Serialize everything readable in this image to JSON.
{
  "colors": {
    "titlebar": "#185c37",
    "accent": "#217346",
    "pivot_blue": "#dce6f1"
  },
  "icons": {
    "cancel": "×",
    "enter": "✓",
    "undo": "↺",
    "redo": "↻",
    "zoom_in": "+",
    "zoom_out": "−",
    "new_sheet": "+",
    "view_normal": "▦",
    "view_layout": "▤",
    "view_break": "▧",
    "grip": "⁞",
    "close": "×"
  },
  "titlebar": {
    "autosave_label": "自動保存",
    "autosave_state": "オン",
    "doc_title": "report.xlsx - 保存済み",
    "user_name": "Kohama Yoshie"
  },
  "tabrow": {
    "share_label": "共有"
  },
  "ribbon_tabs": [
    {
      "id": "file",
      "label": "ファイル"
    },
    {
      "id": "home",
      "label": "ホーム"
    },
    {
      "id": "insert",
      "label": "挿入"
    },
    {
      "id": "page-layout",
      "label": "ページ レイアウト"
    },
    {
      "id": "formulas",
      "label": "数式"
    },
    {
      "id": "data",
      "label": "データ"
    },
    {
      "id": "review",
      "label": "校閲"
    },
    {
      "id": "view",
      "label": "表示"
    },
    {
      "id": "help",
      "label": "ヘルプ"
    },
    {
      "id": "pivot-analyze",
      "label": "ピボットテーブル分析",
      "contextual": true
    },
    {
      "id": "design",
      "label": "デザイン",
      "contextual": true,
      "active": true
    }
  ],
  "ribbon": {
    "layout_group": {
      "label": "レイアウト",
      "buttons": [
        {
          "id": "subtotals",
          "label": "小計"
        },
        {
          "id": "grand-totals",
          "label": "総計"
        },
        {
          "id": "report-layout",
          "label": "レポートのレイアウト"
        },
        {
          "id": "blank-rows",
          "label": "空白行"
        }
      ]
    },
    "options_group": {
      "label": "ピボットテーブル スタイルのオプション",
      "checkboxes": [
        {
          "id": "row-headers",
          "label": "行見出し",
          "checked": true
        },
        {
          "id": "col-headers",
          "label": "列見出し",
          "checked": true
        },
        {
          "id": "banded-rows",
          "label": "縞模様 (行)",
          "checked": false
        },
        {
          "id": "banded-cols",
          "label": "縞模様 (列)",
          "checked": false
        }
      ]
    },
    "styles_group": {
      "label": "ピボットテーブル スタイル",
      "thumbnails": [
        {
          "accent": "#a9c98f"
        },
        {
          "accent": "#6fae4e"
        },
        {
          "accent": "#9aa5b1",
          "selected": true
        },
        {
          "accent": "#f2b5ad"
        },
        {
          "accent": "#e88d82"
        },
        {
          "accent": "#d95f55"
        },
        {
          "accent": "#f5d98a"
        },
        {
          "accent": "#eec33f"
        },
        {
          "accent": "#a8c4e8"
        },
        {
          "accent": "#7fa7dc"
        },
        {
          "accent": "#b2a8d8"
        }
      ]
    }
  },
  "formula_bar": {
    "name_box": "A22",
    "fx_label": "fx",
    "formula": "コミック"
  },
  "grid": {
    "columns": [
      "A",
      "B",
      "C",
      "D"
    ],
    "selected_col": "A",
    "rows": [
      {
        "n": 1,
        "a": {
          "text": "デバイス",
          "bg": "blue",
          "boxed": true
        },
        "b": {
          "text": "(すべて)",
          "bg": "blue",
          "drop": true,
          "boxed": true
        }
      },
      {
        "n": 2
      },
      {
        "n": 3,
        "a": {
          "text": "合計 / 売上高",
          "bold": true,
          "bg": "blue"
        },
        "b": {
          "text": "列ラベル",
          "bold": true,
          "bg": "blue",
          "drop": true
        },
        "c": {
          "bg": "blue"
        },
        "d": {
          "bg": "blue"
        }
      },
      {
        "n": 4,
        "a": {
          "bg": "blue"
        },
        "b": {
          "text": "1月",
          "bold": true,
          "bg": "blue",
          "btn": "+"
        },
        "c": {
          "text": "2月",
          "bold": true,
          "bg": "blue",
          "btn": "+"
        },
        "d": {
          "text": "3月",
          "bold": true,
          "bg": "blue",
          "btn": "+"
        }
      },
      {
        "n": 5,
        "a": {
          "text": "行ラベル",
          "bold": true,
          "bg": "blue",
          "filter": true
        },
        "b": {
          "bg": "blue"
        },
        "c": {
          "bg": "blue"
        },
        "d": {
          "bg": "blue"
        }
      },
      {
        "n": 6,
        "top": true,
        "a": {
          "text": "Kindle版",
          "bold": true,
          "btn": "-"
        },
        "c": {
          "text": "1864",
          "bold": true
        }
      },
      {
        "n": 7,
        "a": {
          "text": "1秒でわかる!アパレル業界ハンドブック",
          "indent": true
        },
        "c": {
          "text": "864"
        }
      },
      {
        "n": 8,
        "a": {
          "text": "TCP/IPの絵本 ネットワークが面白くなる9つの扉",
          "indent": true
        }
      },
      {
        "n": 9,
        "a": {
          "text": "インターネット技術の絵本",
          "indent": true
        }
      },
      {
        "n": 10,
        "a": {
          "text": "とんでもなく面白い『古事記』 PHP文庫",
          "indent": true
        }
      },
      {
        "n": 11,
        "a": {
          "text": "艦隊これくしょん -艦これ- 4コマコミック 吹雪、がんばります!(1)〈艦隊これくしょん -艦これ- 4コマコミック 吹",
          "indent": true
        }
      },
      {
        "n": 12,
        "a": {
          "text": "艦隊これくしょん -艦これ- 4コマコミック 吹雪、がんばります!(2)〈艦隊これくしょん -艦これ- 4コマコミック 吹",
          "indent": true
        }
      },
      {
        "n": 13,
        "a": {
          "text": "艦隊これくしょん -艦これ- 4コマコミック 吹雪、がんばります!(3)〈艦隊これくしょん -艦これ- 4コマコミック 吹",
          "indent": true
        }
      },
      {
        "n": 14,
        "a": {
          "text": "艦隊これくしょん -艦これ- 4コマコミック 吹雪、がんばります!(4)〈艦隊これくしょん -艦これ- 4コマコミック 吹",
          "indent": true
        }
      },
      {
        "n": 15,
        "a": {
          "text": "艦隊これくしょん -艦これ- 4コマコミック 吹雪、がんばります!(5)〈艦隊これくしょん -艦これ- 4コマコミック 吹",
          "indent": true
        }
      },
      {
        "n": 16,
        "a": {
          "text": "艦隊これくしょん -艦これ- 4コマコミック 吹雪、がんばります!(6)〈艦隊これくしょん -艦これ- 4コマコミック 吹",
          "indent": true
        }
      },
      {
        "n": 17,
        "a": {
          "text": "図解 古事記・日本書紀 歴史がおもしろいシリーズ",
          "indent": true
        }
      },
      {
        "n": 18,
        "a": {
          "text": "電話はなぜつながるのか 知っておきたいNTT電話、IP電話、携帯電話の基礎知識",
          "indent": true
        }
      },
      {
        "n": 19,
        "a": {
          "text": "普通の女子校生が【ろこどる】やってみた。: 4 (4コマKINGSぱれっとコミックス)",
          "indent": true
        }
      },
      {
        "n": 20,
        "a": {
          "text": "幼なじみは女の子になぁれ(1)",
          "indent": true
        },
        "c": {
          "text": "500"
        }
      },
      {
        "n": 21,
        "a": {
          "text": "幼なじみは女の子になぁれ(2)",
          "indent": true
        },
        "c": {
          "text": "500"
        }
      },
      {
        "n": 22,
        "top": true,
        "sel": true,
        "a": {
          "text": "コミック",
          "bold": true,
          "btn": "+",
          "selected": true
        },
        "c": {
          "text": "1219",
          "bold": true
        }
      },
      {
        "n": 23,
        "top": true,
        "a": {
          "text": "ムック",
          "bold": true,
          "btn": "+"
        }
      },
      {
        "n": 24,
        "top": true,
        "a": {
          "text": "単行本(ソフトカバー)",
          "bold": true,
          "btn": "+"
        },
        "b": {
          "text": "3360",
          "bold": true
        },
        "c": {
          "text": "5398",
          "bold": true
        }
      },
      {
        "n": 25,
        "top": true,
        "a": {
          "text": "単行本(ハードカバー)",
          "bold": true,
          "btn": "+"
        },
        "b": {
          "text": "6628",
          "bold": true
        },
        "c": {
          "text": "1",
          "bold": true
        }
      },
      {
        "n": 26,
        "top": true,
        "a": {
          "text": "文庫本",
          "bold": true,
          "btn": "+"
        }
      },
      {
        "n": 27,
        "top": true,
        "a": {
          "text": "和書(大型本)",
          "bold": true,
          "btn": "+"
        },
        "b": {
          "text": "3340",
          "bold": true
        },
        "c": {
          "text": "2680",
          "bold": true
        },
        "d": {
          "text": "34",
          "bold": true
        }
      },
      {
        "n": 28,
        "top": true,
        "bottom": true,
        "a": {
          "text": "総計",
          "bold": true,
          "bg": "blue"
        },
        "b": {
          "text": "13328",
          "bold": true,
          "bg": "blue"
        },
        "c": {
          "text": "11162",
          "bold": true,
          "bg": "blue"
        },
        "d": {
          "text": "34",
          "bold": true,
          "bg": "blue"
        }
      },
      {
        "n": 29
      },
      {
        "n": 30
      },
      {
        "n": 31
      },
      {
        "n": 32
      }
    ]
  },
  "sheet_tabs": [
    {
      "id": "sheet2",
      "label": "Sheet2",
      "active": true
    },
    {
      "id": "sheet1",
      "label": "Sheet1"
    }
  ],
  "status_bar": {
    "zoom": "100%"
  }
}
★ ★ ★ ★ ★ ★ ★
:: GIVEN TASK ::
Make a list of all lines in the data that contain "がんばります".

:: SOLUTION TO THIS PROBLEM ::
          "text": "艦隊これくしょん -艦これ- 4コマコミック 吹雪、がんばります!(1)〈艦隊これくしょん -艦これ- 4コマコミック 吹",
          "text": "艦隊これくしょん -艦これ- 4コマコミック 吹雪、がんばります!(2)〈艦隊これくしょん -艦これ- 4コマコミック 吹",
          "text": "艦隊これくしょん -艦これ- 4コマコミック 吹雪、がんばります!(3)〈艦隊これくしょん -艦これ- 4コマコミック 吹",
          "text": "艦隊これくしょん -艦これ- 4コマコミック 吹雪、がんばります!(4)〈艦隊これくしょん -艦これ- 4コマコミック 吹",
          "text": "艦隊これくしょん -艦これ- 4コマコミック 吹雪、がんばります!(5)〈艦隊これくしょん -艦これ- 4コマコミック 吹",
          "text": "艦隊これくしょん -艦これ- 4コマコミック 吹雪、がんばります!(6)〈艦隊これくしょん -艦これ- 4コマコミック 吹",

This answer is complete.